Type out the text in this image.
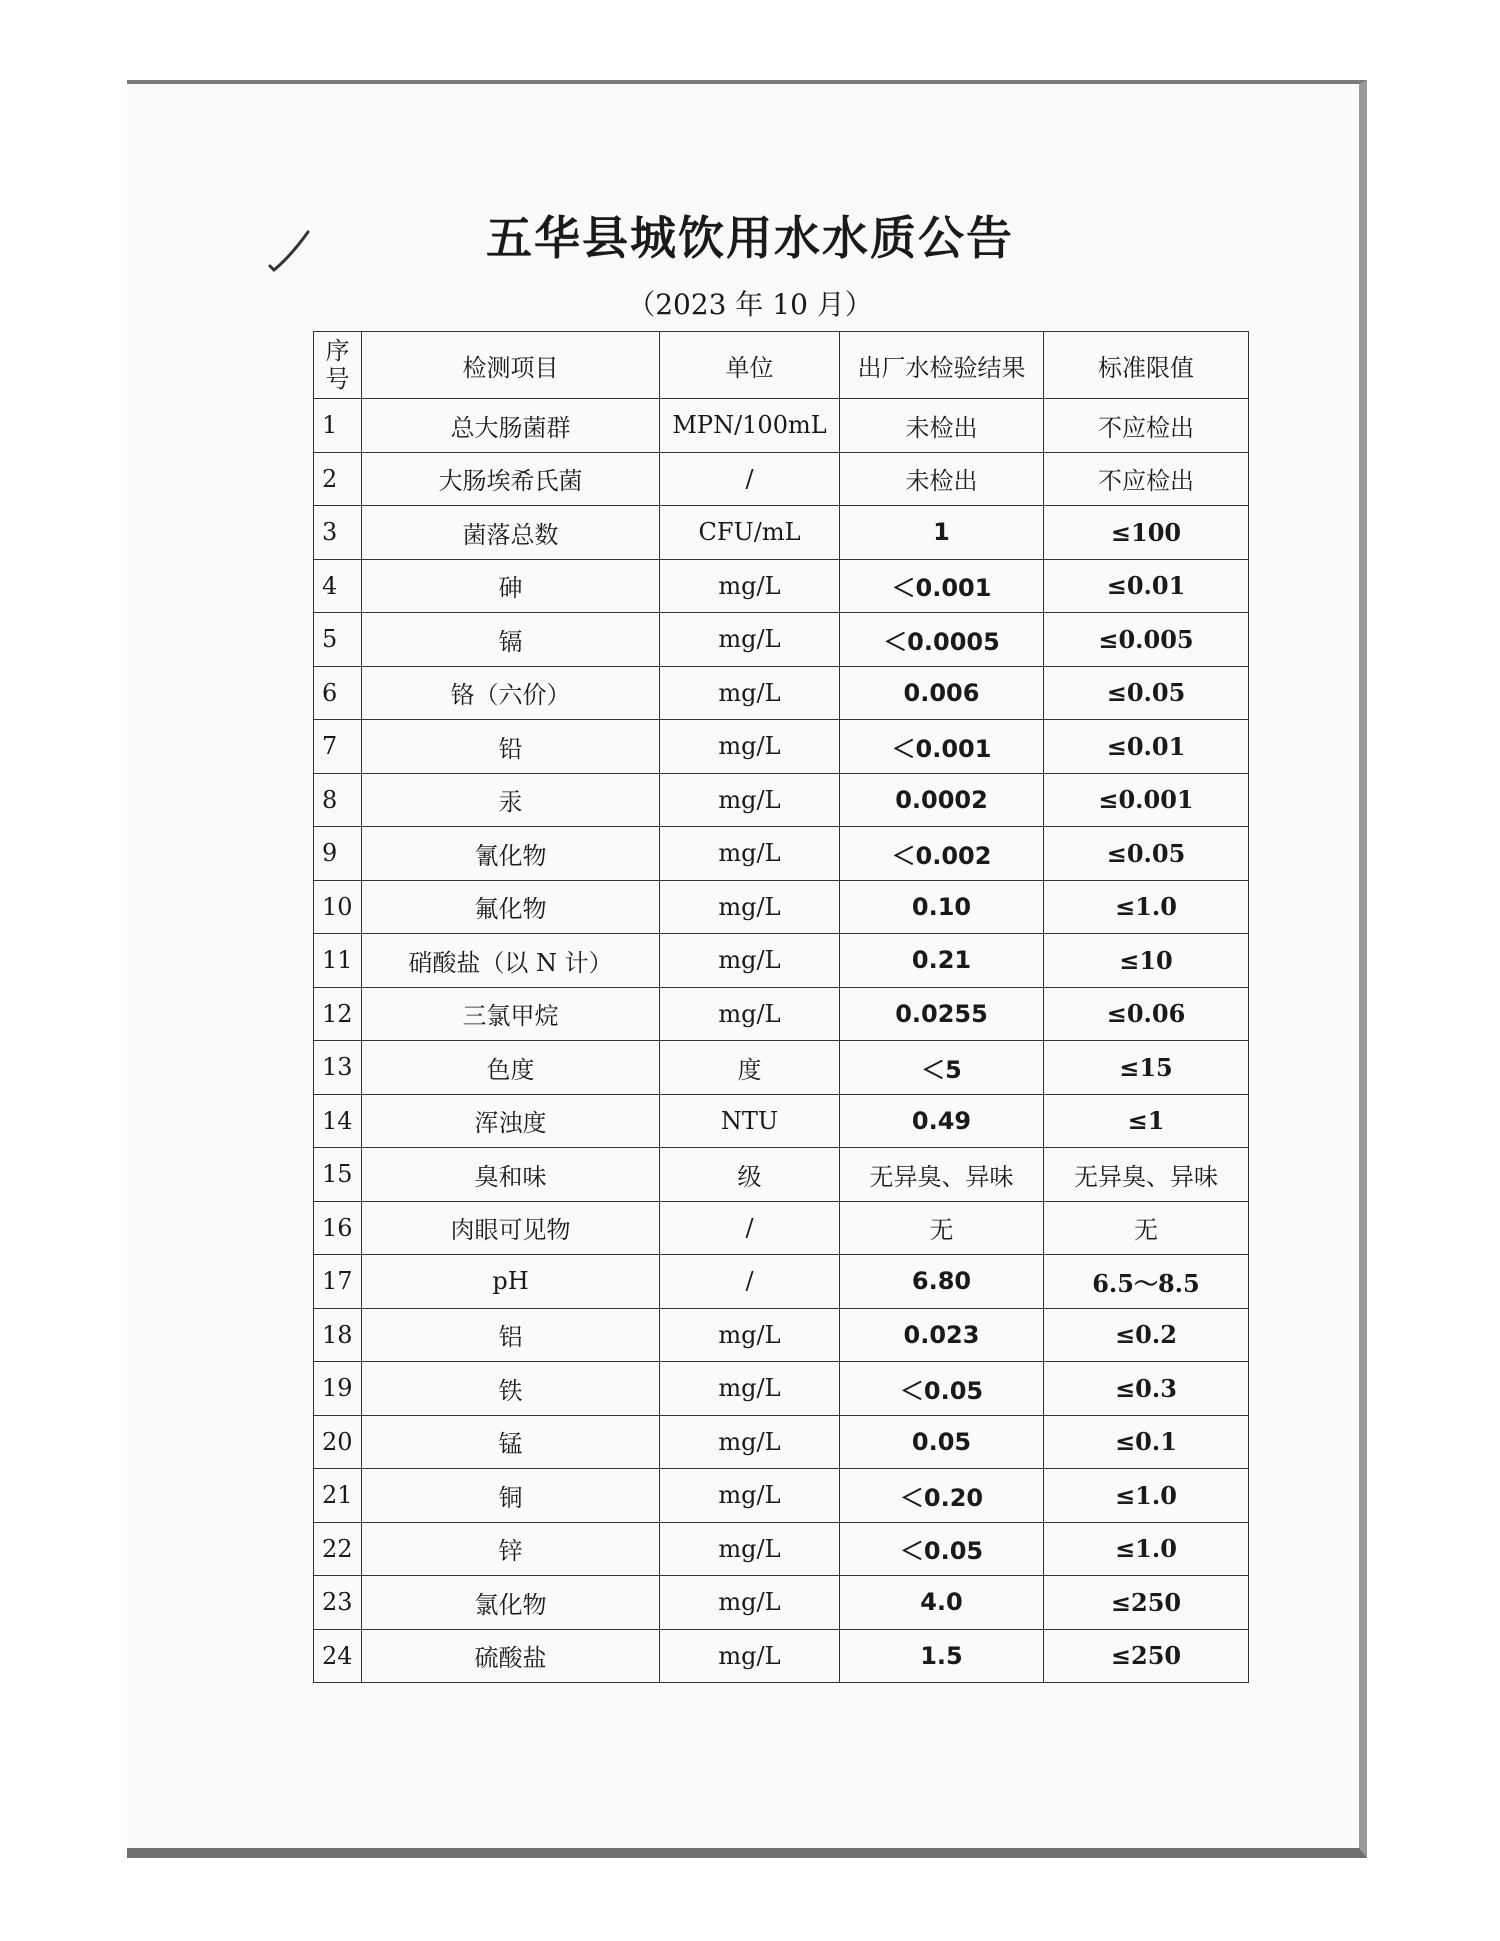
五华县城饮用水水质公告
（2023 年 10 月）
序号	检测项目	单位	出厂水检验结果	标准限值
1	总大肠菌群	MPN/100mL	未检出	不应检出
2	大肠埃希氏菌	/	未检出	不应检出
3	菌落总数	CFU/mL	1	≤100
4	砷	mg/L	＜0.001	≤0.01
5	镉	mg/L	＜0.0005	≤0.005
6	铬（六价）	mg/L	0.006	≤0.05
7	铅	mg/L	＜0.001	≤0.01
8	汞	mg/L	0.0002	≤0.001
9	氰化物	mg/L	＜0.002	≤0.05
10	氟化物	mg/L	0.10	≤1.0
11	硝酸盐（以 N 计）	mg/L	0.21	≤10
12	三氯甲烷	mg/L	0.0255	≤0.06
13	色度	度	＜5	≤15
14	浑浊度	NTU	0.49	≤1
15	臭和味	级	无异臭、异味	无异臭、异味
16	肉眼可见物	/	无	无
17	pH	/	6.80	6.5～8.5
18	铝	mg/L	0.023	≤0.2
19	铁	mg/L	＜0.05	≤0.3
20	锰	mg/L	0.05	≤0.1
21	铜	mg/L	＜0.20	≤1.0
22	锌	mg/L	＜0.05	≤1.0
23	氯化物	mg/L	4.0	≤250
24	硫酸盐	mg/L	1.5	≤250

++++++++

• _Stated problem_
Repeat each entry above word for word, leaving every picture out.

• _Written response_
Type out the text in this image.
五华县城饮用水水质公告
（2023 年 10 月）
序号	检测项目	单位	出厂水检验结果	标准限值
1	总大肠菌群	MPN/100mL	未检出	不应检出
2	大肠埃希氏菌	/	未检出	不应检出
3	菌落总数	CFU/mL	1	≤100
4	砷	mg/L	＜0.001	≤0.01
5	镉	mg/L	＜0.0005	≤0.005
6	铬（六价）	mg/L	0.006	≤0.05
7	铅	mg/L	＜0.001	≤0.01
8	汞	mg/L	0.0002	≤0.001
9	氰化物	mg/L	＜0.002	≤0.05
10	氟化物	mg/L	0.10	≤1.0
11	硝酸盐（以 N 计）	mg/L	0.21	≤10
12	三氯甲烷	mg/L	0.0255	≤0.06
13	色度	度	＜5	≤15
14	浑浊度	NTU	0.49	≤1
15	臭和味	级	无异臭、异味	无异臭、异味
16	肉眼可见物	/	无	无
17	pH	/	6.80	6.5～8.5
18	铝	mg/L	0.023	≤0.2
19	铁	mg/L	＜0.05	≤0.3
20	锰	mg/L	0.05	≤0.1
21	铜	mg/L	＜0.20	≤1.0
22	锌	mg/L	＜0.05	≤1.0
23	氯化物	mg/L	4.0	≤250
24	硫酸盐	mg/L	1.5	≤250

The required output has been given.